**Supplied data**.
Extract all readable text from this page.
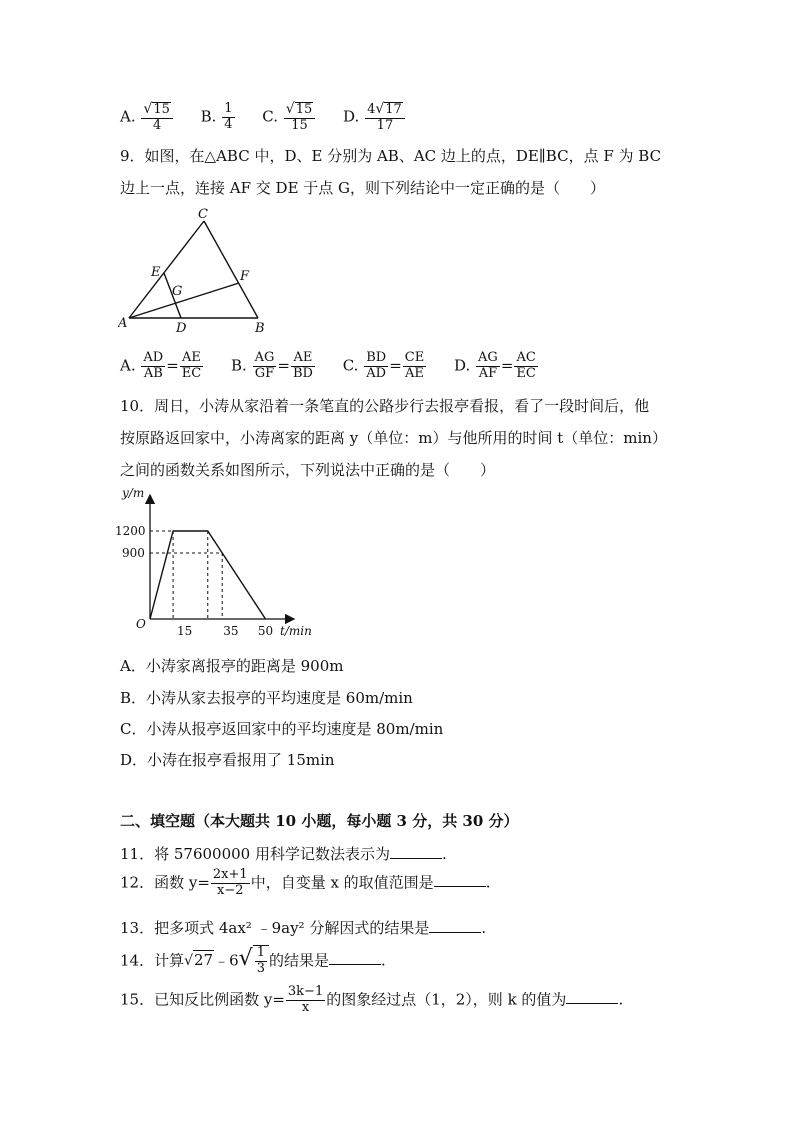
A. $\frac{√15}{4} B$. $\frac{1}{4} C$. $\frac{√15}{15} D$. $\frac{4√17}{17}$
9．如图，在△ABC 中，D、E 分别为 AB、AC 边上的点，DE∥BC，点 F 为 BC
边上一点，连接 AF 交 DE 于点 G，则下列结论中一定正确的是（　　）
C
E	F
G
A	D	B
A. $\frac{AD}{AB} = \frac{AE}{EC} B$. $\frac{AG}{GF} = \frac{AE}{BD} C$. $\frac{BD}{AD} = \frac{CE}{AE} D$. $\frac{AG}{AF} = \frac{AC}{EC}$
10．周日，小涛从家沿着一条笔直的公路步行去报亭看报，看了一段时间后，他
按原路返回家中，小涛离家的距离 y（单位：m）与他所用的时间 t（单位：min）
之间的函数关系如图所示，下列说法中正确的是（　　）
y/m
t/min
O
1200
900
15	35 50
A．小涛家离报亭的距离是 900m
B．小涛从家去报亭的平均速度是 60m/min
C．小涛从报亭返回家中的平均速度是 80m/min
D．小涛在报亭看报用了 15min
二、填空题（本大题共 10 小题，每小题 3 分，共 30 分）
11．将 57600000 用科学记数法表示为	.
12．函数 $y= \frac{2x+1}{x-2}$ 中，自变量 x 的取值范围是	.
13．把多项式 4ax² ﹣9ay² 分解因式的结果是	.
14．计算√27﹣6√ $\frac{1}{3}$ 的结果是	.
15．已知反比例函数 $y= \frac{3k-1}{x}$ 的图象经过点（1，2），则 k 的值为	.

**Given problem**. Filter the records for lines holding the string "frac". Copy each one.

**Response below**.
A. $\frac{√15}{4} B$. $\frac{1}{4} C$. $\frac{√15}{15} D$. $\frac{4√17}{17}$
A. $\frac{AD}{AB} = \frac{AE}{EC} B$. $\frac{AG}{GF} = \frac{AE}{BD} C$. $\frac{BD}{AD} = \frac{CE}{AE} D$. $\frac{AG}{AF} = \frac{AC}{EC}$
12．函数 $y= \frac{2x+1}{x-2}$ 中，自变量 x 的取值范围是	.
14．计算√27﹣6√ $\frac{1}{3}$ 的结果是	.
15．已知反比例函数 $y= \frac{3k-1}{x}$ 的图象经过点（1，2），则 k 的值为	.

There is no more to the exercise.